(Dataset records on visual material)
================

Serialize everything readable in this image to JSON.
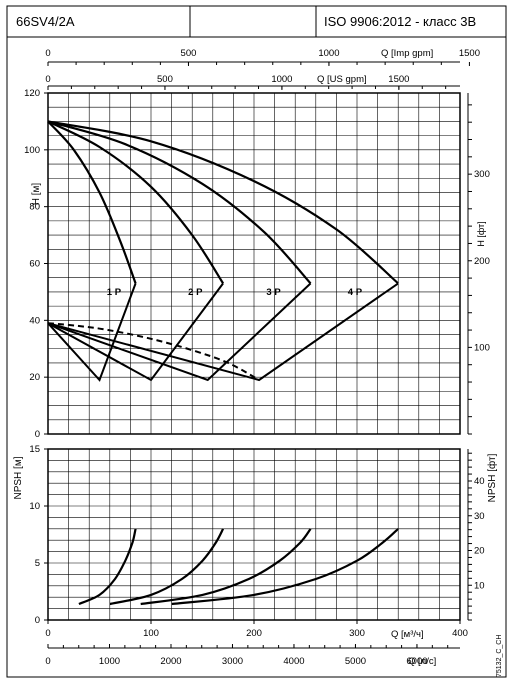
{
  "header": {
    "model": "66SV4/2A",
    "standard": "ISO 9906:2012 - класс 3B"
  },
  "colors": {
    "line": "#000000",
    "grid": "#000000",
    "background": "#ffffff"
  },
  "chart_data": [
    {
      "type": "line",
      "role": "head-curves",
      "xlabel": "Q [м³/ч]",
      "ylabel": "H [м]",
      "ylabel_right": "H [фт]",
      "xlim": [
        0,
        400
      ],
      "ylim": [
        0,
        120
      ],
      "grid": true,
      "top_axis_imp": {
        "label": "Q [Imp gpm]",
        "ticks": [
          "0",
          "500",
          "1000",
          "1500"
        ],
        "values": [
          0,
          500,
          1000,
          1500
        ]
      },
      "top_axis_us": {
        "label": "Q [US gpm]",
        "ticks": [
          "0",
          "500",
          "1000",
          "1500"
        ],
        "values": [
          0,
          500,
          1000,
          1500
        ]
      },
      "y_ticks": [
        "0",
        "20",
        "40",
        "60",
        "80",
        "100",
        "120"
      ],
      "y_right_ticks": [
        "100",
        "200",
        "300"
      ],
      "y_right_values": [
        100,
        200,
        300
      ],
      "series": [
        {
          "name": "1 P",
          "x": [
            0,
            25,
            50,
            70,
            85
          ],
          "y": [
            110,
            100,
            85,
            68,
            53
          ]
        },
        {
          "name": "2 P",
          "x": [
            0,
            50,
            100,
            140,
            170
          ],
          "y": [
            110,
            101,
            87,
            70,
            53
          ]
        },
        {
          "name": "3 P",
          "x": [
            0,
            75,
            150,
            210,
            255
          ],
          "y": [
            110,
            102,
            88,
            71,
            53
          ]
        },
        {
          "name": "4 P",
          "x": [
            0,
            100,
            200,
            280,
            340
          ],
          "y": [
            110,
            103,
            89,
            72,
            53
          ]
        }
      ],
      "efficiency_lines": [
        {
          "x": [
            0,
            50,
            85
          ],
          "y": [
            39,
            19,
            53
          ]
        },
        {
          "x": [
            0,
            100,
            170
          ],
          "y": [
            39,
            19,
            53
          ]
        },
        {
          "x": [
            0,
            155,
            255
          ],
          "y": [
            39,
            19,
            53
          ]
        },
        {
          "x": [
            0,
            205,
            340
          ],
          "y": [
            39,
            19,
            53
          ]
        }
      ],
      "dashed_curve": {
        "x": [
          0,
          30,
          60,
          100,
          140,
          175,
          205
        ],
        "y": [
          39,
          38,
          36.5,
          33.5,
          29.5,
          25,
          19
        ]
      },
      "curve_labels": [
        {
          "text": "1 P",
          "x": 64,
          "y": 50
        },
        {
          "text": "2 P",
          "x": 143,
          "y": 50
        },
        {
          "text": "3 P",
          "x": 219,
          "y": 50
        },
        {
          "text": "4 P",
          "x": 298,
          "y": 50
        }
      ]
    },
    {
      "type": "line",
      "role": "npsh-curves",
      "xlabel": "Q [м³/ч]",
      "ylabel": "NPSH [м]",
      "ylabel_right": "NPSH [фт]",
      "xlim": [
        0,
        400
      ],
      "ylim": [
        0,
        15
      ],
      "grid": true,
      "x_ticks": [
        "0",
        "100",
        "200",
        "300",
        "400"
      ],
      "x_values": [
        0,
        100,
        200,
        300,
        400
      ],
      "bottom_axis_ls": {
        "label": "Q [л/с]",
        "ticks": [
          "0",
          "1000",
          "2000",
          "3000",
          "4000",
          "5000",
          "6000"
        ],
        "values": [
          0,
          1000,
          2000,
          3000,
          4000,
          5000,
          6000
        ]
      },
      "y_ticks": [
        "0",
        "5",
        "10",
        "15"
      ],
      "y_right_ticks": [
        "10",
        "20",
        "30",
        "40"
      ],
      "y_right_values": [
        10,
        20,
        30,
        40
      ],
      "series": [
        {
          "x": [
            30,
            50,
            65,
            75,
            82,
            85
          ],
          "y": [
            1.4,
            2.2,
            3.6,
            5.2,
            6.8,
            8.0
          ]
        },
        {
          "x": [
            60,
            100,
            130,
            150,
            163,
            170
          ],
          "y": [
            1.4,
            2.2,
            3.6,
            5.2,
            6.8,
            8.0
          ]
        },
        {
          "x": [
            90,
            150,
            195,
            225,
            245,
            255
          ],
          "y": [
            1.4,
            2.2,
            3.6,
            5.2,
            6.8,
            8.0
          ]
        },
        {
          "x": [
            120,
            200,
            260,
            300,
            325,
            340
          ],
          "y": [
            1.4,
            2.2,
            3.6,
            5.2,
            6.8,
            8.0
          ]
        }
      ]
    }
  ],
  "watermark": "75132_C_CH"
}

================

* **What is expected**
Copy the records above exactly. The pictures are not part of the copy.

* **Answer to the task**
Serialize everything readable in this image to JSON.
{
  "header": {
    "model": "66SV4/2A",
    "standard": "ISO 9906:2012 - класс 3B"
  },
  "colors": {
    "line": "#000000",
    "grid": "#000000",
    "background": "#ffffff"
  },
  "chart_data": [
    {
      "type": "line",
      "role": "head-curves",
      "xlabel": "Q [м³/ч]",
      "ylabel": "H [м]",
      "ylabel_right": "H [фт]",
      "xlim": [
        0,
        400
      ],
      "ylim": [
        0,
        120
      ],
      "grid": true,
      "top_axis_imp": {
        "label": "Q [Imp gpm]",
        "ticks": [
          "0",
          "500",
          "1000",
          "1500"
        ],
        "values": [
          0,
          500,
          1000,
          1500
        ]
      },
      "top_axis_us": {
        "label": "Q [US gpm]",
        "ticks": [
          "0",
          "500",
          "1000",
          "1500"
        ],
        "values": [
          0,
          500,
          1000,
          1500
        ]
      },
      "y_ticks": [
        "0",
        "20",
        "40",
        "60",
        "80",
        "100",
        "120"
      ],
      "y_right_ticks": [
        "100",
        "200",
        "300"
      ],
      "y_right_values": [
        100,
        200,
        300
      ],
      "series": [
        {
          "name": "1 P",
          "x": [
            0,
            25,
            50,
            70,
            85
          ],
          "y": [
            110,
            100,
            85,
            68,
            53
          ]
        },
        {
          "name": "2 P",
          "x": [
            0,
            50,
            100,
            140,
            170
          ],
          "y": [
            110,
            101,
            87,
            70,
            53
          ]
        },
        {
          "name": "3 P",
          "x": [
            0,
            75,
            150,
            210,
            255
          ],
          "y": [
            110,
            102,
            88,
            71,
            53
          ]
        },
        {
          "name": "4 P",
          "x": [
            0,
            100,
            200,
            280,
            340
          ],
          "y": [
            110,
            103,
            89,
            72,
            53
          ]
        }
      ],
      "efficiency_lines": [
        {
          "x": [
            0,
            50,
            85
          ],
          "y": [
            39,
            19,
            53
          ]
        },
        {
          "x": [
            0,
            100,
            170
          ],
          "y": [
            39,
            19,
            53
          ]
        },
        {
          "x": [
            0,
            155,
            255
          ],
          "y": [
            39,
            19,
            53
          ]
        },
        {
          "x": [
            0,
            205,
            340
          ],
          "y": [
            39,
            19,
            53
          ]
        }
      ],
      "dashed_curve": {
        "x": [
          0,
          30,
          60,
          100,
          140,
          175,
          205
        ],
        "y": [
          39,
          38,
          36.5,
          33.5,
          29.5,
          25,
          19
        ]
      },
      "curve_labels": [
        {
          "text": "1 P",
          "x": 64,
          "y": 50
        },
        {
          "text": "2 P",
          "x": 143,
          "y": 50
        },
        {
          "text": "3 P",
          "x": 219,
          "y": 50
        },
        {
          "text": "4 P",
          "x": 298,
          "y": 50
        }
      ]
    },
    {
      "type": "line",
      "role": "npsh-curves",
      "xlabel": "Q [м³/ч]",
      "ylabel": "NPSH [м]",
      "ylabel_right": "NPSH [фт]",
      "xlim": [
        0,
        400
      ],
      "ylim": [
        0,
        15
      ],
      "grid": true,
      "x_ticks": [
        "0",
        "100",
        "200",
        "300",
        "400"
      ],
      "x_values": [
        0,
        100,
        200,
        300,
        400
      ],
      "bottom_axis_ls": {
        "label": "Q [л/с]",
        "ticks": [
          "0",
          "1000",
          "2000",
          "3000",
          "4000",
          "5000",
          "6000"
        ],
        "values": [
          0,
          1000,
          2000,
          3000,
          4000,
          5000,
          6000
        ]
      },
      "y_ticks": [
        "0",
        "5",
        "10",
        "15"
      ],
      "y_right_ticks": [
        "10",
        "20",
        "30",
        "40"
      ],
      "y_right_values": [
        10,
        20,
        30,
        40
      ],
      "series": [
        {
          "x": [
            30,
            50,
            65,
            75,
            82,
            85
          ],
          "y": [
            1.4,
            2.2,
            3.6,
            5.2,
            6.8,
            8.0
          ]
        },
        {
          "x": [
            60,
            100,
            130,
            150,
            163,
            170
          ],
          "y": [
            1.4,
            2.2,
            3.6,
            5.2,
            6.8,
            8.0
          ]
        },
        {
          "x": [
            90,
            150,
            195,
            225,
            245,
            255
          ],
          "y": [
            1.4,
            2.2,
            3.6,
            5.2,
            6.8,
            8.0
          ]
        },
        {
          "x": [
            120,
            200,
            260,
            300,
            325,
            340
          ],
          "y": [
            1.4,
            2.2,
            3.6,
            5.2,
            6.8,
            8.0
          ]
        }
      ]
    }
  ],
  "watermark": "75132_C_CH"
}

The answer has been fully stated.